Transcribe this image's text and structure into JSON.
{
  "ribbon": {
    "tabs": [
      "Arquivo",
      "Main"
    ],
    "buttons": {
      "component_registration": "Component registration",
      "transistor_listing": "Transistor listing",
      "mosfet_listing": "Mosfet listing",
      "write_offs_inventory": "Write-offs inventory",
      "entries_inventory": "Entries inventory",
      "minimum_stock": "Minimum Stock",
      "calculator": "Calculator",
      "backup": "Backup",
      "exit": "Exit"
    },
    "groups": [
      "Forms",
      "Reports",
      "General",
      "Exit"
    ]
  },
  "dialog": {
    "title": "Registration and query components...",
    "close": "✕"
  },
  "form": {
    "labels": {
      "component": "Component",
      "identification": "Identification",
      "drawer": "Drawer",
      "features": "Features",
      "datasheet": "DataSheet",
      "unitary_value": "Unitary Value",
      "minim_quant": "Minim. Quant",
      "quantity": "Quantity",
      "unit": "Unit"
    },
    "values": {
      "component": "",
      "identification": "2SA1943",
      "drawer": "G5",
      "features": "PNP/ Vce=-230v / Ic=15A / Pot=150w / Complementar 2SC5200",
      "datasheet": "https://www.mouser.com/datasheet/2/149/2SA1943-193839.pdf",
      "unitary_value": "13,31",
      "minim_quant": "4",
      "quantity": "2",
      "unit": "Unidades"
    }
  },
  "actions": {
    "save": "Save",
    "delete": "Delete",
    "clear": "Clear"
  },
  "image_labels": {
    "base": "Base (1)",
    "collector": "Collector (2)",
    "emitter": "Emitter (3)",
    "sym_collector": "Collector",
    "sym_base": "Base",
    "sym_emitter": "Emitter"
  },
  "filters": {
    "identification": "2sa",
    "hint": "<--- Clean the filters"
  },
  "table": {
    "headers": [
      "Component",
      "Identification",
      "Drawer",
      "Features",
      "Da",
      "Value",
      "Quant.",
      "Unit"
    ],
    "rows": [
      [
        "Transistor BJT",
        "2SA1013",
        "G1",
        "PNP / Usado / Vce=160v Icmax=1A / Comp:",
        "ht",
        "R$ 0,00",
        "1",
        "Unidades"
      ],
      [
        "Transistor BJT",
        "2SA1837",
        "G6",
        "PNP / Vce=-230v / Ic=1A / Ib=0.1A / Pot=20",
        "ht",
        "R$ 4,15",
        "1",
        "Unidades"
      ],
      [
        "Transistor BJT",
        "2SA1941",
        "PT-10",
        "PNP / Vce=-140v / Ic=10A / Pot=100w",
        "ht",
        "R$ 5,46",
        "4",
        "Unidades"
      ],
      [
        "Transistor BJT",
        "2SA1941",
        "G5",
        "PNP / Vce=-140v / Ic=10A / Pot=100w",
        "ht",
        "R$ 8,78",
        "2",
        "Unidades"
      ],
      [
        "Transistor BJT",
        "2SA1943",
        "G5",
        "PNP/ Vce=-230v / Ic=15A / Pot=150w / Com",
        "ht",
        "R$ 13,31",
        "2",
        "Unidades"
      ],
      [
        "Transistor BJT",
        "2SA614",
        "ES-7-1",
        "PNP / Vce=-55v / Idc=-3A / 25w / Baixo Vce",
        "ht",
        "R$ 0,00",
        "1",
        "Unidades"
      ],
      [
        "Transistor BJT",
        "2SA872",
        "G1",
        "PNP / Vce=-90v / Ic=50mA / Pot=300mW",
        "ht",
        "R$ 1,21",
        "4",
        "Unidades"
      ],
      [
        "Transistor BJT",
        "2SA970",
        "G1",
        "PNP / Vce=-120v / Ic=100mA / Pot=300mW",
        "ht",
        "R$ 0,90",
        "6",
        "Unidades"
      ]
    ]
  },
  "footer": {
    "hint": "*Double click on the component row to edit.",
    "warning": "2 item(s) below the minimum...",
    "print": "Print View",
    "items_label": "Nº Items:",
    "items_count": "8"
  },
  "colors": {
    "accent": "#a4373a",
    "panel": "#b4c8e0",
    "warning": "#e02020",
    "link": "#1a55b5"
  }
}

★ ★ ★ ★

* What is needed: Transcribe the data above in full, exactly.

* Written solution:
Transcribe this image's text and structure into JSON.
{
  "ribbon": {
    "tabs": [
      "Arquivo",
      "Main"
    ],
    "buttons": {
      "component_registration": "Component registration",
      "transistor_listing": "Transistor listing",
      "mosfet_listing": "Mosfet listing",
      "write_offs_inventory": "Write-offs inventory",
      "entries_inventory": "Entries inventory",
      "minimum_stock": "Minimum Stock",
      "calculator": "Calculator",
      "backup": "Backup",
      "exit": "Exit"
    },
    "groups": [
      "Forms",
      "Reports",
      "General",
      "Exit"
    ]
  },
  "dialog": {
    "title": "Registration and query components...",
    "close": "✕"
  },
  "form": {
    "labels": {
      "component": "Component",
      "identification": "Identification",
      "drawer": "Drawer",
      "features": "Features",
      "datasheet": "DataSheet",
      "unitary_value": "Unitary Value",
      "minim_quant": "Minim. Quant",
      "quantity": "Quantity",
      "unit": "Unit"
    },
    "values": {
      "component": "",
      "identification": "2SA1943",
      "drawer": "G5",
      "features": "PNP/ Vce=-230v / Ic=15A / Pot=150w / Complementar 2SC5200",
      "datasheet": "https://www.mouser.com/datasheet/2/149/2SA1943-193839.pdf",
      "unitary_value": "13,31",
      "minim_quant": "4",
      "quantity": "2",
      "unit": "Unidades"
    }
  },
  "actions": {
    "save": "Save",
    "delete": "Delete",
    "clear": "Clear"
  },
  "image_labels": {
    "base": "Base (1)",
    "collector": "Collector (2)",
    "emitter": "Emitter (3)",
    "sym_collector": "Collector",
    "sym_base": "Base",
    "sym_emitter": "Emitter"
  },
  "filters": {
    "identification": "2sa",
    "hint": "<--- Clean the filters"
  },
  "table": {
    "headers": [
      "Component",
      "Identification",
      "Drawer",
      "Features",
      "Da",
      "Value",
      "Quant.",
      "Unit"
    ],
    "rows": [
      [
        "Transistor BJT",
        "2SA1013",
        "G1",
        "PNP / Usado / Vce=160v Icmax=1A / Comp:",
        "ht",
        "R$ 0,00",
        "1",
        "Unidades"
      ],
      [
        "Transistor BJT",
        "2SA1837",
        "G6",
        "PNP / Vce=-230v / Ic=1A / Ib=0.1A / Pot=20",
        "ht",
        "R$ 4,15",
        "1",
        "Unidades"
      ],
      [
        "Transistor BJT",
        "2SA1941",
        "PT-10",
        "PNP / Vce=-140v / Ic=10A / Pot=100w",
        "ht",
        "R$ 5,46",
        "4",
        "Unidades"
      ],
      [
        "Transistor BJT",
        "2SA1941",
        "G5",
        "PNP / Vce=-140v / Ic=10A / Pot=100w",
        "ht",
        "R$ 8,78",
        "2",
        "Unidades"
      ],
      [
        "Transistor BJT",
        "2SA1943",
        "G5",
        "PNP/ Vce=-230v / Ic=15A / Pot=150w / Com",
        "ht",
        "R$ 13,31",
        "2",
        "Unidades"
      ],
      [
        "Transistor BJT",
        "2SA614",
        "ES-7-1",
        "PNP / Vce=-55v / Idc=-3A / 25w / Baixo Vce",
        "ht",
        "R$ 0,00",
        "1",
        "Unidades"
      ],
      [
        "Transistor BJT",
        "2SA872",
        "G1",
        "PNP / Vce=-90v / Ic=50mA / Pot=300mW",
        "ht",
        "R$ 1,21",
        "4",
        "Unidades"
      ],
      [
        "Transistor BJT",
        "2SA970",
        "G1",
        "PNP / Vce=-120v / Ic=100mA / Pot=300mW",
        "ht",
        "R$ 0,90",
        "6",
        "Unidades"
      ]
    ]
  },
  "footer": {
    "hint": "*Double click on the component row to edit.",
    "warning": "2 item(s) below the minimum...",
    "print": "Print View",
    "items_label": "Nº Items:",
    "items_count": "8"
  },
  "colors": {
    "accent": "#a4373a",
    "panel": "#b4c8e0",
    "warning": "#e02020",
    "link": "#1a55b5"
  }
}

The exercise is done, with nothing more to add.